*Task description:* Copy nothing but the text: reproduce each line of the listing exactly and leave the pictures out.

(Rows from a dataset)
%%

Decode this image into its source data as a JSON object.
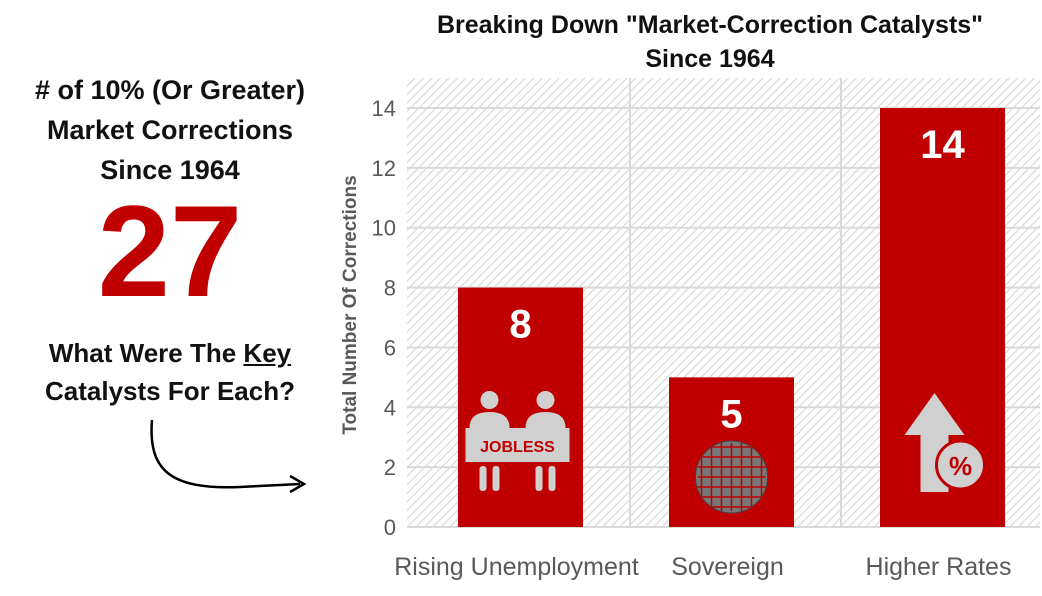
{
  "left_panel": {
    "heading_lines": [
      "# of 10% (Or Greater)",
      "Market Corrections",
      "Since 1964"
    ],
    "total": "27",
    "question_pre": "What Were The ",
    "question_key": "Key",
    "question_post": "Catalysts For Each?"
  },
  "chart_data": {
    "type": "bar",
    "title": "Breaking Down \"Market-Correction Catalysts\"",
    "subtitle": "Since 1964",
    "ylabel": "Total Number Of Corrections",
    "xlabel": "",
    "ylim": [
      0,
      14
    ],
    "yticks": [
      0,
      2,
      4,
      6,
      8,
      10,
      12,
      14
    ],
    "grid": true,
    "categories": [
      "Rising Unemployment",
      "Sovereign",
      "Higher Rates"
    ],
    "values": [
      8,
      5,
      14
    ],
    "data_labels": [
      "8",
      "5",
      "14"
    ],
    "icons": [
      "jobless-people-icon",
      "globe-flags-icon",
      "arrow-up-percent-icon"
    ],
    "icon_text": "JOBLESS",
    "colors": {
      "bar": "#c00000",
      "icon": "#d0d0d0",
      "label": "#ffffff"
    }
  }
}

%%

*Output:*
Decode this image into its source data as a JSON object.
{
  "left_panel": {
    "heading_lines": [
      "# of 10% (Or Greater)",
      "Market Corrections",
      "Since 1964"
    ],
    "total": "27",
    "question_pre": "What Were The ",
    "question_key": "Key",
    "question_post": "Catalysts For Each?"
  },
  "chart_data": {
    "type": "bar",
    "title": "Breaking Down \"Market-Correction Catalysts\"",
    "subtitle": "Since 1964",
    "ylabel": "Total Number Of Corrections",
    "xlabel": "",
    "ylim": [
      0,
      14
    ],
    "yticks": [
      0,
      2,
      4,
      6,
      8,
      10,
      12,
      14
    ],
    "grid": true,
    "categories": [
      "Rising Unemployment",
      "Sovereign",
      "Higher Rates"
    ],
    "values": [
      8,
      5,
      14
    ],
    "data_labels": [
      "8",
      "5",
      "14"
    ],
    "icons": [
      "jobless-people-icon",
      "globe-flags-icon",
      "arrow-up-percent-icon"
    ],
    "icon_text": "JOBLESS",
    "colors": {
      "bar": "#c00000",
      "icon": "#d0d0d0",
      "label": "#ffffff"
    }
  }
}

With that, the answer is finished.